** start Input rows **
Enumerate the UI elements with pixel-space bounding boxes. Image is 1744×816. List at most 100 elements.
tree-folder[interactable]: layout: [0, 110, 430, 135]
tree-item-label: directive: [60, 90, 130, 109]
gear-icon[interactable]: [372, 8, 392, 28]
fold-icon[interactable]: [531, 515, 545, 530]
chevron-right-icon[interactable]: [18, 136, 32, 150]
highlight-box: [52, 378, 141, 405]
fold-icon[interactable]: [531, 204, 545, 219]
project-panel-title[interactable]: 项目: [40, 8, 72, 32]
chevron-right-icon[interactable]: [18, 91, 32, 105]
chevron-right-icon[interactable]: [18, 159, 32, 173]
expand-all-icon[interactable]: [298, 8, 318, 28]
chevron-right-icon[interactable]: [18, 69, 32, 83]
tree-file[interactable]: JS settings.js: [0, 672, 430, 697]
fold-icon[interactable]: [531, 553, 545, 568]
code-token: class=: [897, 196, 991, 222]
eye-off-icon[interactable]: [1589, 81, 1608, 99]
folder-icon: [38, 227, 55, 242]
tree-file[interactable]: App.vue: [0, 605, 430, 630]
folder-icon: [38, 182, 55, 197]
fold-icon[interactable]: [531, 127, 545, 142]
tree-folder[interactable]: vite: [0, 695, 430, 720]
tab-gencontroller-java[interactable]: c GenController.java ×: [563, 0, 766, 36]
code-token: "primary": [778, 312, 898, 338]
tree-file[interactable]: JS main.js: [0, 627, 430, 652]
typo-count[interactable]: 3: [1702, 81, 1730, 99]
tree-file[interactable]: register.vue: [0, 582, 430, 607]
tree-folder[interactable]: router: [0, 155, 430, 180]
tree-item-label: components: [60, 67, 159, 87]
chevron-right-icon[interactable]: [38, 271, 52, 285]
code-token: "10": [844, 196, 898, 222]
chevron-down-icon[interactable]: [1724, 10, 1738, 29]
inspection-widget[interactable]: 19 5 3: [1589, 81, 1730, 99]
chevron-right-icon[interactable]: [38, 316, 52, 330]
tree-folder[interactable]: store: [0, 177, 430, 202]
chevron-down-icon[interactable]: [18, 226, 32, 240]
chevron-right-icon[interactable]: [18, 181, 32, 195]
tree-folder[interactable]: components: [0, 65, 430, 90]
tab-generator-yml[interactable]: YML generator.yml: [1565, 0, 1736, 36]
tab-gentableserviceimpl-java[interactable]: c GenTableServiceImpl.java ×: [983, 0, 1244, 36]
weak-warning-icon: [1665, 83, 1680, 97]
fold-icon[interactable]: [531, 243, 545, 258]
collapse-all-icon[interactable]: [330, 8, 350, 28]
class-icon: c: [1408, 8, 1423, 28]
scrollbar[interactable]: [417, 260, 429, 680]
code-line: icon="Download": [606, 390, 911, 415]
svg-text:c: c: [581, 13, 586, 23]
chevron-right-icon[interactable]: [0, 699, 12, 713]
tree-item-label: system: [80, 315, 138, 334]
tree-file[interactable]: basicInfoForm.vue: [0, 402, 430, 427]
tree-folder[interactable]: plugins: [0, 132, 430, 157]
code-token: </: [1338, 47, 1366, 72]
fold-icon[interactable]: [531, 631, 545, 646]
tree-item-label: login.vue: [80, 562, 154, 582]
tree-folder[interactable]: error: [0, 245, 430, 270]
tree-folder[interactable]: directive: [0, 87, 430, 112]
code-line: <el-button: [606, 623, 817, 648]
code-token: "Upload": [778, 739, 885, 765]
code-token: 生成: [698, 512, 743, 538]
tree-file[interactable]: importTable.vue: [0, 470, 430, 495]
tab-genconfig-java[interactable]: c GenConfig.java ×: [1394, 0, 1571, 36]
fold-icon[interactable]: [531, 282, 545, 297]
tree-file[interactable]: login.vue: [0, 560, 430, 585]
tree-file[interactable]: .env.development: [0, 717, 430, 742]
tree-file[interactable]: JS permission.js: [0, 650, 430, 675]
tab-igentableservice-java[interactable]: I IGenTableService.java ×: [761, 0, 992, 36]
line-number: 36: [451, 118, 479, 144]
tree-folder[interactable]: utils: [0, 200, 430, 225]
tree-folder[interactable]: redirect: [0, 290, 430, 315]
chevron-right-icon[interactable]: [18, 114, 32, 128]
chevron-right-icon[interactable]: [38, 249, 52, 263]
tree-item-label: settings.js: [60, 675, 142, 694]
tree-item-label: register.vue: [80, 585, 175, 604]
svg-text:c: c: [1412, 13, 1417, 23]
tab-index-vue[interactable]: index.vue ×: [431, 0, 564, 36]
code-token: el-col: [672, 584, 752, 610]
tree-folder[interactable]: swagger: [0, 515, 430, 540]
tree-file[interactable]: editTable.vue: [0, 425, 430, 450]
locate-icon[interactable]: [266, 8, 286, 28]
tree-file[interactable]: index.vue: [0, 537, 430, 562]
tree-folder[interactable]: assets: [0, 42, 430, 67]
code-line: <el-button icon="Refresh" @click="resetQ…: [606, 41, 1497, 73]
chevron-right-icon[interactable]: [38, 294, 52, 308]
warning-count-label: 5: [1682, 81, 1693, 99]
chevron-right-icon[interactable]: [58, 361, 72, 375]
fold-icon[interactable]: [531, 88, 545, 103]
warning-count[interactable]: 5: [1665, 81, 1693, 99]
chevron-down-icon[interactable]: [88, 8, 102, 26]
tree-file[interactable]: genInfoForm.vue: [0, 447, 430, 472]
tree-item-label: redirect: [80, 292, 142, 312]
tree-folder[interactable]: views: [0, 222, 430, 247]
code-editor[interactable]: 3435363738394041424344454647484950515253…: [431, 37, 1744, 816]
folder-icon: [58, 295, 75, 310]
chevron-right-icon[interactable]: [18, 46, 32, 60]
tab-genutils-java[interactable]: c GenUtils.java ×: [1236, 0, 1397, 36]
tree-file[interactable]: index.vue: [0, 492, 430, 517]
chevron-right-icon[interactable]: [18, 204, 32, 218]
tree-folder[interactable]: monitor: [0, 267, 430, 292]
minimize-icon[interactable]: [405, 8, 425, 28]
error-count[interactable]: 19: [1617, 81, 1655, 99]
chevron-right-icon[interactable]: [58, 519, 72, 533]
** end Input rows **
== Set task ==
Repeat the records above line for line, with no changes.

== Result ==
Enumerate the UI elements with pixel-space bounding boxes. Image is 1744×816. List at most 100 elements.
tree-folder[interactable]: layout: [0, 110, 430, 135]
tree-item-label: directive: [60, 90, 130, 109]
gear-icon[interactable]: [372, 8, 392, 28]
fold-icon[interactable]: [531, 515, 545, 530]
chevron-right-icon[interactable]: [18, 136, 32, 150]
highlight-box: [52, 378, 141, 405]
fold-icon[interactable]: [531, 204, 545, 219]
project-panel-title[interactable]: 项目: [40, 8, 72, 32]
chevron-right-icon[interactable]: [18, 91, 32, 105]
chevron-right-icon[interactable]: [18, 159, 32, 173]
expand-all-icon[interactable]: [298, 8, 318, 28]
chevron-right-icon[interactable]: [18, 69, 32, 83]
tree-file[interactable]: JS settings.js: [0, 672, 430, 697]
fold-icon[interactable]: [531, 553, 545, 568]
code-token: class=: [897, 196, 991, 222]
eye-off-icon[interactable]: [1589, 81, 1608, 99]
folder-icon: [38, 227, 55, 242]
tree-file[interactable]: App.vue: [0, 605, 430, 630]
folder-icon: [38, 182, 55, 197]
fold-icon[interactable]: [531, 127, 545, 142]
tree-folder[interactable]: vite: [0, 695, 430, 720]
tab-gencontroller-java[interactable]: c GenController.java ×: [563, 0, 766, 36]
code-token: "primary": [778, 312, 898, 338]
tree-file[interactable]: JS main.js: [0, 627, 430, 652]
typo-count[interactable]: 3: [1702, 81, 1730, 99]
tree-file[interactable]: register.vue: [0, 582, 430, 607]
tree-folder[interactable]: router: [0, 155, 430, 180]
tree-item-label: components: [60, 67, 159, 87]
chevron-right-icon[interactable]: [38, 271, 52, 285]
code-token: "10": [844, 196, 898, 222]
chevron-down-icon[interactable]: [1724, 10, 1738, 29]
inspection-widget[interactable]: 19 5 3: [1589, 81, 1730, 99]
chevron-right-icon[interactable]: [38, 316, 52, 330]
tree-folder[interactable]: store: [0, 177, 430, 202]
chevron-down-icon[interactable]: [18, 226, 32, 240]
chevron-right-icon[interactable]: [18, 181, 32, 195]
tree-folder[interactable]: components: [0, 65, 430, 90]
tab-generator-yml[interactable]: YML generator.yml: [1565, 0, 1736, 36]
tab-gentableserviceimpl-java[interactable]: c GenTableServiceImpl.java ×: [983, 0, 1244, 36]
weak-warning-icon: [1665, 83, 1680, 97]
fold-icon[interactable]: [531, 243, 545, 258]
collapse-all-icon[interactable]: [330, 8, 350, 28]
class-icon: c: [1408, 8, 1423, 28]
scrollbar[interactable]: [417, 260, 429, 680]
code-line: icon="Download": [606, 390, 911, 415]
svg-text:c: c: [581, 13, 586, 23]
chevron-right-icon[interactable]: [0, 699, 12, 713]
tree-item-label: system: [80, 315, 138, 334]
tree-file[interactable]: basicInfoForm.vue: [0, 402, 430, 427]
tree-folder[interactable]: plugins: [0, 132, 430, 157]
code-token: </: [1338, 47, 1366, 72]
fold-icon[interactable]: [531, 631, 545, 646]
tree-item-label: login.vue: [80, 562, 154, 582]
tree-folder[interactable]: error: [0, 245, 430, 270]
tree-folder[interactable]: directive: [0, 87, 430, 112]
code-line: <el-button: [606, 623, 817, 648]
code-token: "Upload": [778, 739, 885, 765]
code-token: 生成: [698, 512, 743, 538]
tree-file[interactable]: importTable.vue: [0, 470, 430, 495]
tab-genconfig-java[interactable]: c GenConfig.java ×: [1394, 0, 1571, 36]
fold-icon[interactable]: [531, 282, 545, 297]
tree-file[interactable]: login.vue: [0, 560, 430, 585]
tree-file[interactable]: .env.development: [0, 717, 430, 742]
tree-file[interactable]: JS permission.js: [0, 650, 430, 675]
tab-igentableservice-java[interactable]: I IGenTableService.java ×: [761, 0, 992, 36]
line-number: 36: [451, 118, 479, 144]
tree-folder[interactable]: utils: [0, 200, 430, 225]
tree-folder[interactable]: redirect: [0, 290, 430, 315]
chevron-right-icon[interactable]: [18, 114, 32, 128]
chevron-right-icon[interactable]: [38, 249, 52, 263]
tree-item-label: settings.js: [60, 675, 142, 694]
tree-item-label: register.vue: [80, 585, 175, 604]
svg-text:c: c: [1412, 13, 1417, 23]
tab-index-vue[interactable]: index.vue ×: [431, 0, 564, 36]
code-token: el-col: [672, 584, 752, 610]
tree-folder[interactable]: swagger: [0, 515, 430, 540]
tree-file[interactable]: editTable.vue: [0, 425, 430, 450]
locate-icon[interactable]: [266, 8, 286, 28]
tree-file[interactable]: index.vue: [0, 537, 430, 562]
tree-folder[interactable]: assets: [0, 42, 430, 67]
code-line: <el-button icon="Refresh" @click="resetQ…: [606, 41, 1497, 73]
chevron-right-icon[interactable]: [38, 294, 52, 308]
warning-count-label: 5: [1682, 81, 1693, 99]
chevron-right-icon[interactable]: [58, 361, 72, 375]
fold-icon[interactable]: [531, 88, 545, 103]
warning-count[interactable]: 5: [1665, 81, 1693, 99]
chevron-down-icon[interactable]: [88, 8, 102, 26]
tree-file[interactable]: genInfoForm.vue: [0, 447, 430, 472]
tree-item-label: redirect: [80, 292, 142, 312]
tree-folder[interactable]: views: [0, 222, 430, 247]
code-editor[interactable]: 3435363738394041424344454647484950515253…: [431, 37, 1744, 816]
folder-icon: [58, 295, 75, 310]
chevron-right-icon[interactable]: [18, 46, 32, 60]
tab-genutils-java[interactable]: c GenUtils.java ×: [1236, 0, 1397, 36]
tree-file[interactable]: index.vue: [0, 492, 430, 517]
chevron-right-icon[interactable]: [18, 204, 32, 218]
tree-folder[interactable]: monitor: [0, 267, 430, 292]
minimize-icon[interactable]: [405, 8, 425, 28]
error-count[interactable]: 19: [1617, 81, 1655, 99]
chevron-right-icon[interactable]: [58, 519, 72, 533]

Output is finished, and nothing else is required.